(Interface dataset entries)
----------
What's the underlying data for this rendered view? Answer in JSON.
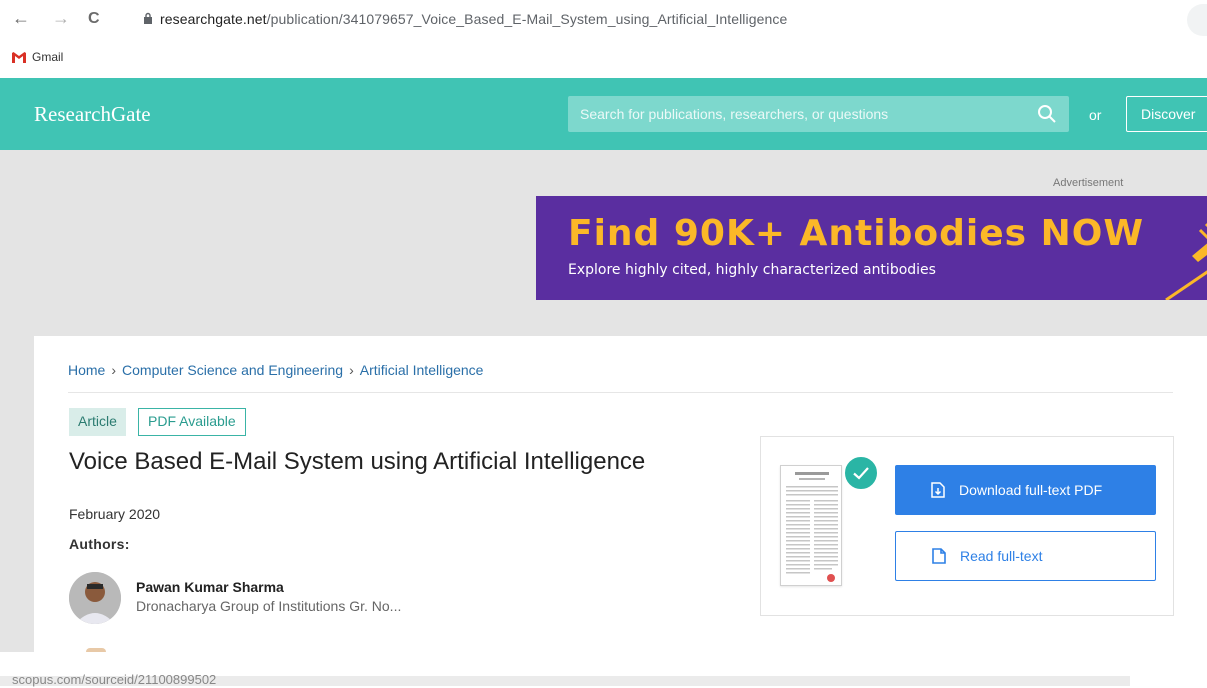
{
  "browser": {
    "url_host": "researchgate.net",
    "url_path": "/publication/341079657_Voice_Based_E-Mail_System_using_Artificial_Intelligence",
    "back_glyph": "←",
    "forward_glyph": "→",
    "reload_glyph": "C",
    "bookmarks": [
      {
        "label": "Gmail",
        "icon": "gmail-icon"
      }
    ]
  },
  "header": {
    "logo": "ResearchGate",
    "search_placeholder": "Search for publications, researchers, or questions",
    "or_text": "or",
    "discover_label": "Discover"
  },
  "ad": {
    "label": "Advertisement",
    "headline": "Find 90K+ Antibodies NOW",
    "subtext": "Explore highly cited, highly characterized antibodies"
  },
  "publication": {
    "breadcrumb": [
      "Home",
      "Computer Science and Engineering",
      "Artificial Intelligence"
    ],
    "breadcrumb_sep": "›",
    "type_badge": "Article",
    "pdf_badge": "PDF Available",
    "title": "Voice Based E-Mail System using Artificial Intelligence",
    "date": "February 2020",
    "authors_label": "Authors:",
    "authors": [
      {
        "name": "Pawan Kumar Sharma",
        "affiliation": "Dronacharya Group of Institutions Gr. No..."
      }
    ]
  },
  "actions": {
    "download_label": "Download full-text PDF",
    "read_label": "Read full-text"
  },
  "footer": {
    "url": "scopus.com/sourceid/21100899502"
  },
  "colors": {
    "header_bg": "#40c4b4",
    "accent_blue": "#2e80e6",
    "ad_bg": "#5a2ea0",
    "ad_headline": "#fbb828",
    "badge_teal": "#2ab5a5"
  }
}
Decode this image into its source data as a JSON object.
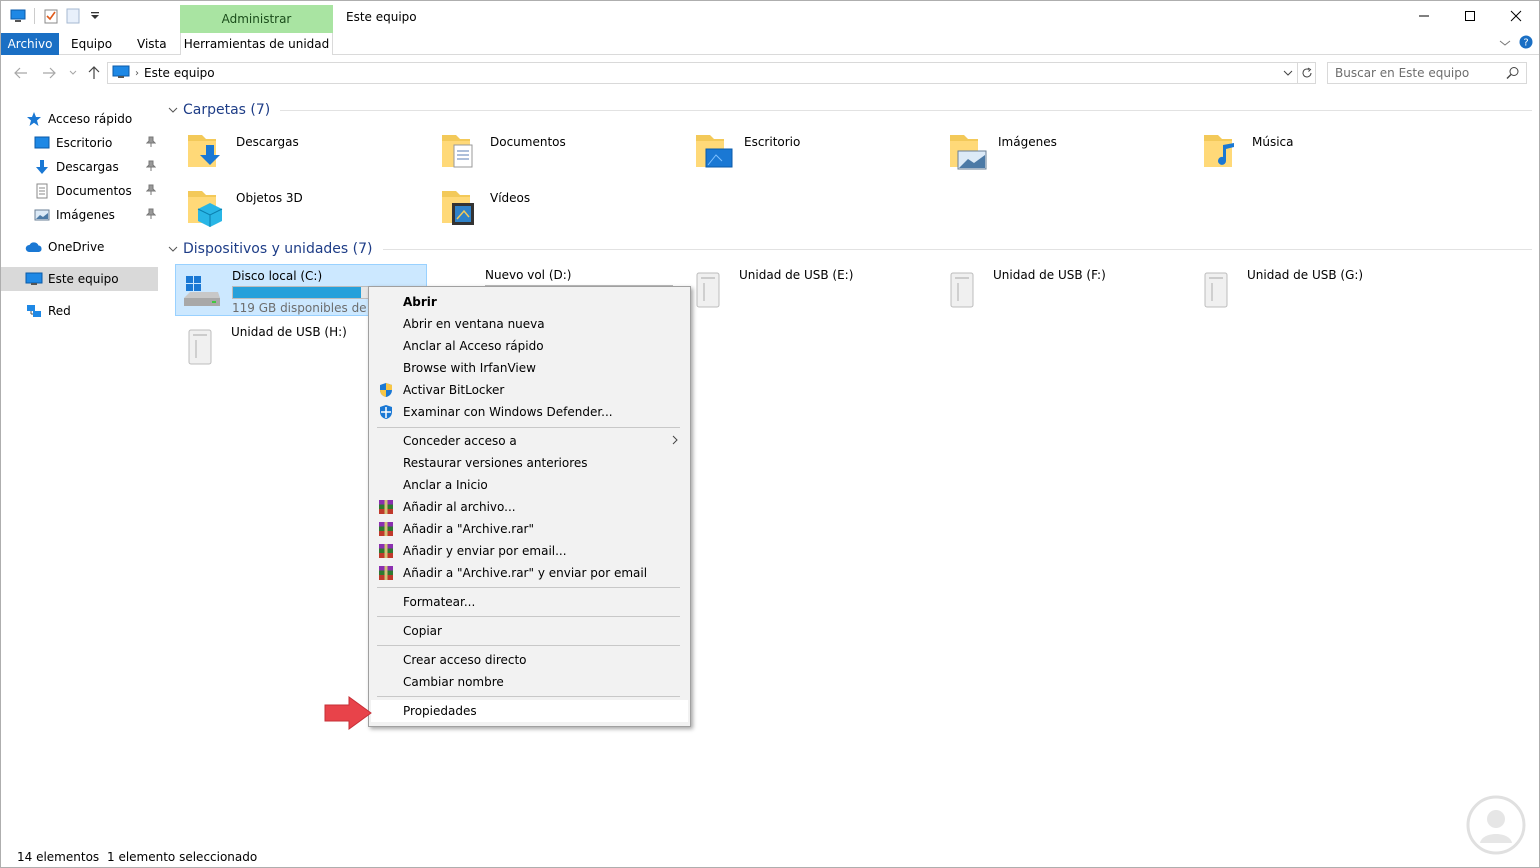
{
  "window": {
    "title": "Este equipo",
    "admin_tab": "Administrar",
    "controls": [
      "minimize-icon",
      "maximize-icon",
      "close-icon"
    ]
  },
  "ribbon": {
    "file_tab": "Archivo",
    "tabs": [
      "Equipo",
      "Vista"
    ],
    "contextual_tab": "Herramientas de unidad"
  },
  "nav": {
    "breadcrumb": "Este equipo",
    "search_placeholder": "Buscar en Este equipo"
  },
  "sidebar": {
    "quick_access": "Acceso rápido",
    "quick_items": [
      "Escritorio",
      "Descargas",
      "Documentos",
      "Imágenes"
    ],
    "onedrive": "OneDrive",
    "this_pc": "Este equipo",
    "network": "Red"
  },
  "content": {
    "folders_header": "Carpetas (7)",
    "folders": [
      "Descargas",
      "Documentos",
      "Escritorio",
      "Imágenes",
      "Música",
      "Objetos 3D",
      "Vídeos"
    ],
    "devices_header": "Dispositivos y unidades (7)",
    "drives": [
      {
        "name": "Disco local (C:)",
        "free": "119 GB disponibles de 389 GB",
        "used_fraction": 0.69
      },
      {
        "name": "Nuevo vol (D:)",
        "used_fraction": 0.82
      },
      {
        "name": "Unidad de USB (E:)"
      },
      {
        "name": "Unidad de USB (F:)"
      },
      {
        "name": "Unidad de USB (G:)"
      },
      {
        "name": "Unidad de USB (H:)"
      }
    ]
  },
  "context_menu": {
    "items": [
      {
        "label": "Abrir"
      },
      {
        "label": "Abrir en ventana nueva"
      },
      {
        "label": "Anclar al Acceso rápido"
      },
      {
        "label": "Browse with IrfanView"
      },
      {
        "label": "Activar BitLocker",
        "icon": "shield-icon"
      },
      {
        "label": "Examinar con Windows Defender...",
        "icon": "defender-icon"
      },
      {
        "label": "Conceder acceso a"
      },
      {
        "label": "Restaurar versiones anteriores"
      },
      {
        "label": "Anclar a Inicio"
      },
      {
        "label": "Añadir al archivo...",
        "icon": "winrar-icon"
      },
      {
        "label": "Añadir a \"Archive.rar\"",
        "icon": "winrar-icon"
      },
      {
        "label": "Añadir y enviar por email...",
        "icon": "winrar-icon"
      },
      {
        "label": "Añadir a \"Archive.rar\" y enviar por email",
        "icon": "winrar-icon"
      },
      {
        "label": "Formatear..."
      },
      {
        "label": "Copiar"
      },
      {
        "label": "Crear acceso directo"
      },
      {
        "label": "Cambiar nombre"
      },
      {
        "label": "Propiedades"
      }
    ]
  },
  "status": {
    "count": "14 elementos",
    "selection": "1 elemento seleccionado"
  },
  "colors": {
    "file_tab": "#1a6fc4",
    "admin_tab": "#a9e4a2",
    "selection": "#cce8ff",
    "drive_bar": "#26a0da",
    "group_title": "#1e3d87",
    "arrow": "#e8434a"
  }
}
----------
Work out how many lines in the preceding data include the word "Añadir". State only that number.

4